Pull every line containing the word "magyar" from the records.

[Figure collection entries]
* * * * * * * * *
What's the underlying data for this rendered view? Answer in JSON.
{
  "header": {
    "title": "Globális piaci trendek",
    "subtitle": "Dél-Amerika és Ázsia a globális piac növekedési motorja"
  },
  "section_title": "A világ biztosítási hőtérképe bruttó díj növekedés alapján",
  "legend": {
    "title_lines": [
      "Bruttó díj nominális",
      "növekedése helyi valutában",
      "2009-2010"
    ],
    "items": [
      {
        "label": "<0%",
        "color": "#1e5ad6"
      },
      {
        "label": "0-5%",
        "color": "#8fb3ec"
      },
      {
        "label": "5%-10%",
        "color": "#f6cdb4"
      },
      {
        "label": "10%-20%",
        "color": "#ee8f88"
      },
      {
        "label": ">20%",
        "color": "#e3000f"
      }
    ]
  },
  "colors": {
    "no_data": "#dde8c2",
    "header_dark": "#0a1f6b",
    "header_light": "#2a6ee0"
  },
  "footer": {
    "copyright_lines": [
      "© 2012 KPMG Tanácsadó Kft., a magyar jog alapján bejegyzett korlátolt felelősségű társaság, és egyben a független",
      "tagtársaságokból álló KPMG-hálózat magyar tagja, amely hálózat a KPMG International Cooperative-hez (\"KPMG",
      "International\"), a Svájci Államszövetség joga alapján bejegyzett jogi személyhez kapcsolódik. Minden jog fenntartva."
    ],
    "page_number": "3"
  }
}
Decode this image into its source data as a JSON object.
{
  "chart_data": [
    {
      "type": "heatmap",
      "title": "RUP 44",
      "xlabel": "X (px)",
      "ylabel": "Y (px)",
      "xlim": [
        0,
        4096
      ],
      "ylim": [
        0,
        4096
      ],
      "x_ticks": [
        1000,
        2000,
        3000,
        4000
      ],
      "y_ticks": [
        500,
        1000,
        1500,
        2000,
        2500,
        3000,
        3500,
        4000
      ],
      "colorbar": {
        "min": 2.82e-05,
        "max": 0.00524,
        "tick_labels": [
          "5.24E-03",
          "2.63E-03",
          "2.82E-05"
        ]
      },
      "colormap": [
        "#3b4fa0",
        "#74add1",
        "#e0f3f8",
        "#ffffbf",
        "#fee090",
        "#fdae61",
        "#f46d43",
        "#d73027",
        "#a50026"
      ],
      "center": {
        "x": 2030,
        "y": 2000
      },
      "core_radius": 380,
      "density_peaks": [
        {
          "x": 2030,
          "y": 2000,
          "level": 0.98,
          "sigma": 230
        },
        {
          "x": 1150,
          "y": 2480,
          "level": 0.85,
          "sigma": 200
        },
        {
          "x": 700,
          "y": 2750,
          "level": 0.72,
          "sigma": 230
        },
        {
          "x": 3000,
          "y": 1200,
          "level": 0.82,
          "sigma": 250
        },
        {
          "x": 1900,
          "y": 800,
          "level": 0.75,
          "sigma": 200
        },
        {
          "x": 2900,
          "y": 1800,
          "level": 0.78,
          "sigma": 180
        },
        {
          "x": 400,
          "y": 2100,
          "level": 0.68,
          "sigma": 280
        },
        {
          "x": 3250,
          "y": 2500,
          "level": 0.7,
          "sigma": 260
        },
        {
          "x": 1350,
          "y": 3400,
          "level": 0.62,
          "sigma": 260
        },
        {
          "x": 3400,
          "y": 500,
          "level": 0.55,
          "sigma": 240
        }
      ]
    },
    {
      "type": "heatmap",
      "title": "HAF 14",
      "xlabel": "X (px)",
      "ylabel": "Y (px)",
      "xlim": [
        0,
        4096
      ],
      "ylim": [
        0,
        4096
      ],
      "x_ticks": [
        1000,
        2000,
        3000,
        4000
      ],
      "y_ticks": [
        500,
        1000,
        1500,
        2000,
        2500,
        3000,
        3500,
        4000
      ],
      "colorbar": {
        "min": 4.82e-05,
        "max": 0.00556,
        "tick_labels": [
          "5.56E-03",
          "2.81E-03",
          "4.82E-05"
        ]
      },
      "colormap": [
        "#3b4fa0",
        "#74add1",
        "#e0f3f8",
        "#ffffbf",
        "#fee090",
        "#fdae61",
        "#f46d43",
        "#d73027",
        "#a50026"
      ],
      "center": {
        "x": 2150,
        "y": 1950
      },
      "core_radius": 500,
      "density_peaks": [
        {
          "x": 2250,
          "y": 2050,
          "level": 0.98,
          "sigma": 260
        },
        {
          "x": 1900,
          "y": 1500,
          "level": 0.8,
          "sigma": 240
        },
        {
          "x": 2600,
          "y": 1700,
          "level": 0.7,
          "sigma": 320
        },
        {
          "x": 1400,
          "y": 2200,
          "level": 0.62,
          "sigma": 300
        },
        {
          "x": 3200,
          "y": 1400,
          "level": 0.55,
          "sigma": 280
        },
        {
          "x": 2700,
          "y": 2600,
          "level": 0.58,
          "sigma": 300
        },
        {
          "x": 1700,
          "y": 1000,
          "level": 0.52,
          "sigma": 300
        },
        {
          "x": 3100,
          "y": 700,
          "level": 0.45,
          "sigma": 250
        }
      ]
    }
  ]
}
* * * * * * * * *
**Solution to the problem:**
      "© 2012 KPMG Tanácsadó Kft., a magyar jog alapján bejegyzett korlátolt felelősségű társaság, és egyben a független",
      "tagtársaságokból álló KPMG-hálózat magyar tagja, amely hálózat a KPMG International Cooperative-hez (\"KPMG",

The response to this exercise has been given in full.